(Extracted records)
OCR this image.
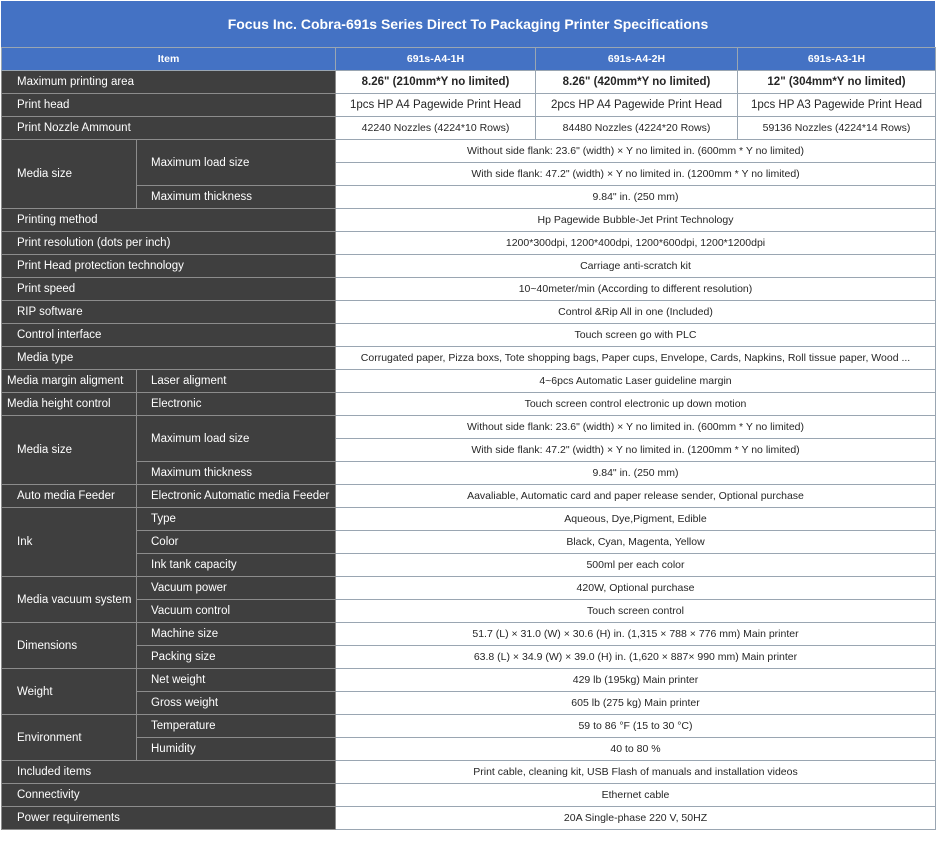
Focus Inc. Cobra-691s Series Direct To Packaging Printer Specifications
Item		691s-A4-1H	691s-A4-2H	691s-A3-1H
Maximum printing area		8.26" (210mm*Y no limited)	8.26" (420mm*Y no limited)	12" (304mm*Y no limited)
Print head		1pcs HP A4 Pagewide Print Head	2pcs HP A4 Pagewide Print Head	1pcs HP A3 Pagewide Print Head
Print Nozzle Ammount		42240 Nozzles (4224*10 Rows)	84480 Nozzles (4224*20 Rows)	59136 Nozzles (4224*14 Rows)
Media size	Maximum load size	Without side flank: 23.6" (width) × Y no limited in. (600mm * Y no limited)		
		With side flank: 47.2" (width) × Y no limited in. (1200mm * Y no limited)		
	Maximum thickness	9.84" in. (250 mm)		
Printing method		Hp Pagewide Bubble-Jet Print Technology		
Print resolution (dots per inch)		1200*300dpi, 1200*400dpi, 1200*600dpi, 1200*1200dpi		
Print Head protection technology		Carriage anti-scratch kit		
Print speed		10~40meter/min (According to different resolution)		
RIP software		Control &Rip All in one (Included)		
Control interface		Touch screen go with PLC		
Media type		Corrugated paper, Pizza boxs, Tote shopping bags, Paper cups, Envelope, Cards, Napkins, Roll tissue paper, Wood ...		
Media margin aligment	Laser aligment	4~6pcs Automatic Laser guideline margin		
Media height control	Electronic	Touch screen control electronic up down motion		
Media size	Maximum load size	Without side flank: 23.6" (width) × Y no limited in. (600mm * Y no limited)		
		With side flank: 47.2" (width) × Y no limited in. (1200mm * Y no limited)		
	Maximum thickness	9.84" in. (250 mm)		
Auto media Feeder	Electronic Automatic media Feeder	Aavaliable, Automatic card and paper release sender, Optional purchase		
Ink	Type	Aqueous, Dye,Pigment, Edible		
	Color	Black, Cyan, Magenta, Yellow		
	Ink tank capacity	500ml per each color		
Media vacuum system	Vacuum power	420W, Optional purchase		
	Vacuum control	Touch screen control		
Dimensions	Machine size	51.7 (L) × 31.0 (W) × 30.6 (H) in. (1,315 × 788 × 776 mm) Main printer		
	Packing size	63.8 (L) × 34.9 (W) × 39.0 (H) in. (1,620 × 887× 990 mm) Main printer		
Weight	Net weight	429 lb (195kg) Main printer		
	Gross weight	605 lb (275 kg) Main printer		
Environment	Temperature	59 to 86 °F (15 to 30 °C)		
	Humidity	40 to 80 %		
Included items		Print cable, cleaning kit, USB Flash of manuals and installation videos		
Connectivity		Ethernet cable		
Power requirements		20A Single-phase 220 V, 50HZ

* * *

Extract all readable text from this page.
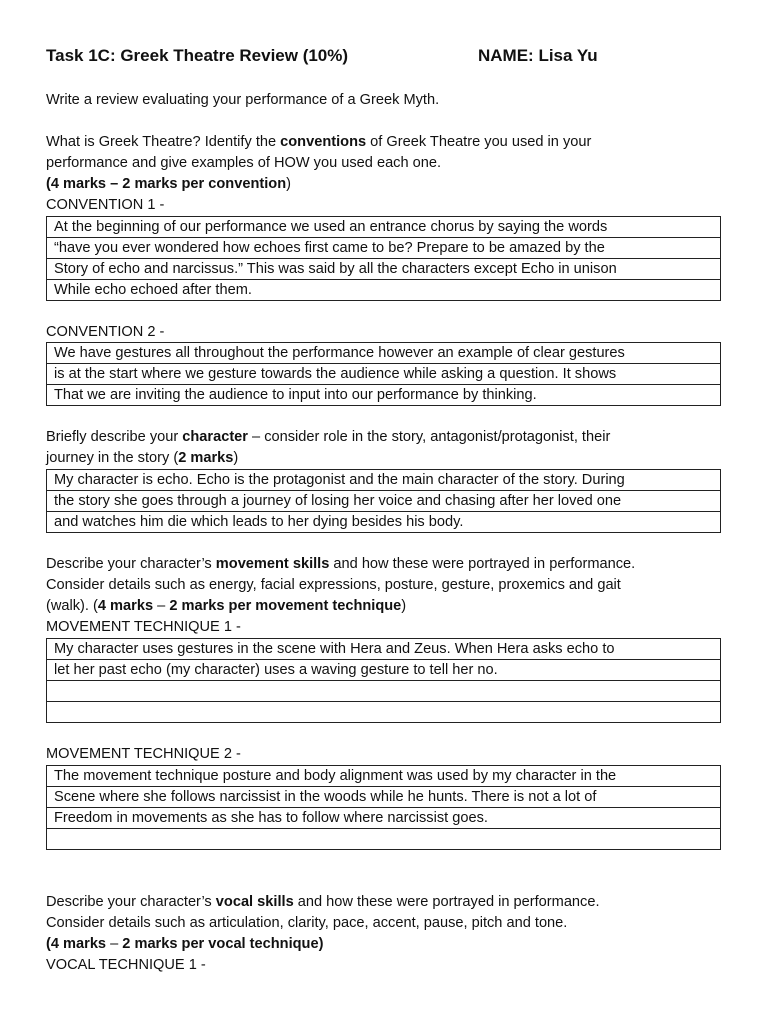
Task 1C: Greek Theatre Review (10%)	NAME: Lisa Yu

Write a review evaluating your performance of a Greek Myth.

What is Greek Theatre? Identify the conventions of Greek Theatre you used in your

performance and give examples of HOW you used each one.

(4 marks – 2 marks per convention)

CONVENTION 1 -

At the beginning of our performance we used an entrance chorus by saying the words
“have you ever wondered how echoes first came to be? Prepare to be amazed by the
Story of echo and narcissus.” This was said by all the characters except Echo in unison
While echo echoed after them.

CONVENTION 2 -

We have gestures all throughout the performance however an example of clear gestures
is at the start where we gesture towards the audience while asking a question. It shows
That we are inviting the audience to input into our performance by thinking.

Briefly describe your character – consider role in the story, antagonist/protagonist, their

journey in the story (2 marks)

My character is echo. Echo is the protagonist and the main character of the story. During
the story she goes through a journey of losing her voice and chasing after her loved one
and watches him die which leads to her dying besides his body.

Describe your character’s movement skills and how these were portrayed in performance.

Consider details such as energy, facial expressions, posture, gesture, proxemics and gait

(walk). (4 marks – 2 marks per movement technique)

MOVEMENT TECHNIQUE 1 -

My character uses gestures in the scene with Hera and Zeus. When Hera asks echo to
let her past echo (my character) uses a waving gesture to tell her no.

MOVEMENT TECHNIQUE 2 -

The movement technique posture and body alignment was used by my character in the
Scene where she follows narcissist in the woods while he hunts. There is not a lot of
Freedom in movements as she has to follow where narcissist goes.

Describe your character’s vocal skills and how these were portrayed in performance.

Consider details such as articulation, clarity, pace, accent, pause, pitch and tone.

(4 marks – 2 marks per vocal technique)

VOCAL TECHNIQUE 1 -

* * *

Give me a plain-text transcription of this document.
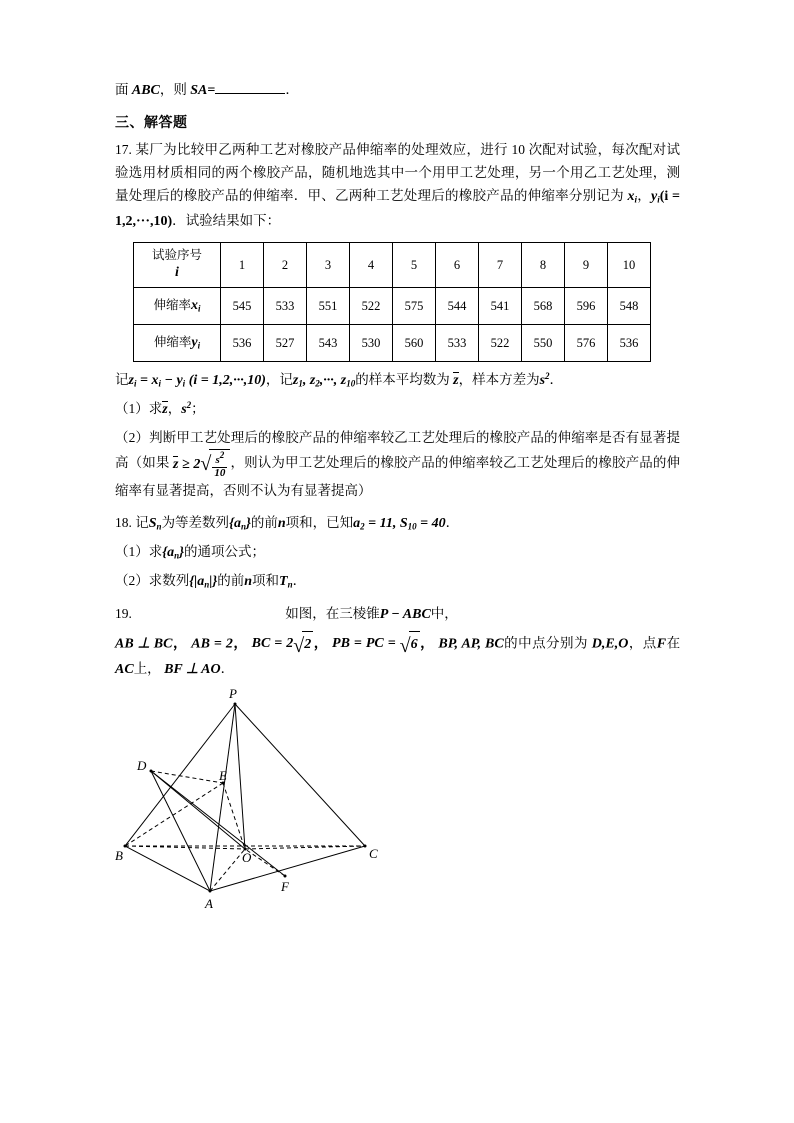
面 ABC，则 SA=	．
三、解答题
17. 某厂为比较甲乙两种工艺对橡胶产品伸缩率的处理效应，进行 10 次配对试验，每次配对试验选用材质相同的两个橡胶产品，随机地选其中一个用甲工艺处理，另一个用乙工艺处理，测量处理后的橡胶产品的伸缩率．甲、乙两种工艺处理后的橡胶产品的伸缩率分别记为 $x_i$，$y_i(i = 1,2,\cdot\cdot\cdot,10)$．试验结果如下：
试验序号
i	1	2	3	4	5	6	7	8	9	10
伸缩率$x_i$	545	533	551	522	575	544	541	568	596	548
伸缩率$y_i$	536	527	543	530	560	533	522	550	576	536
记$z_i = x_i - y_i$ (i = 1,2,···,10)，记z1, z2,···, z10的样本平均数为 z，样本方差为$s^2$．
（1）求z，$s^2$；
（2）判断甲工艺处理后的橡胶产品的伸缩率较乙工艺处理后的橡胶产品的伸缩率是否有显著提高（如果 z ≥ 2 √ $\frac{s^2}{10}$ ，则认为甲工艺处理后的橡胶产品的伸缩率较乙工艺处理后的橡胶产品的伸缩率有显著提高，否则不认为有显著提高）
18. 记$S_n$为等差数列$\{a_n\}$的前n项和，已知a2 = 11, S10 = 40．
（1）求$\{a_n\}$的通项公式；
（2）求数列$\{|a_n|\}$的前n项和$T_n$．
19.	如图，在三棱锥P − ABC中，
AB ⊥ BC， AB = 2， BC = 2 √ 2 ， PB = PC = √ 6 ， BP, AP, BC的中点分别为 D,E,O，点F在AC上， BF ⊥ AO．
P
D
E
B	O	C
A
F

*SHORT TASK*.
Only lines that contain the word "goes" are wanted; copy each of them.

*EXPECTED OUTPUT*.
the story she goes through a journey of losing her voice and chasing after her loved one
Freedom in movements as she has to follow where narcissist goes.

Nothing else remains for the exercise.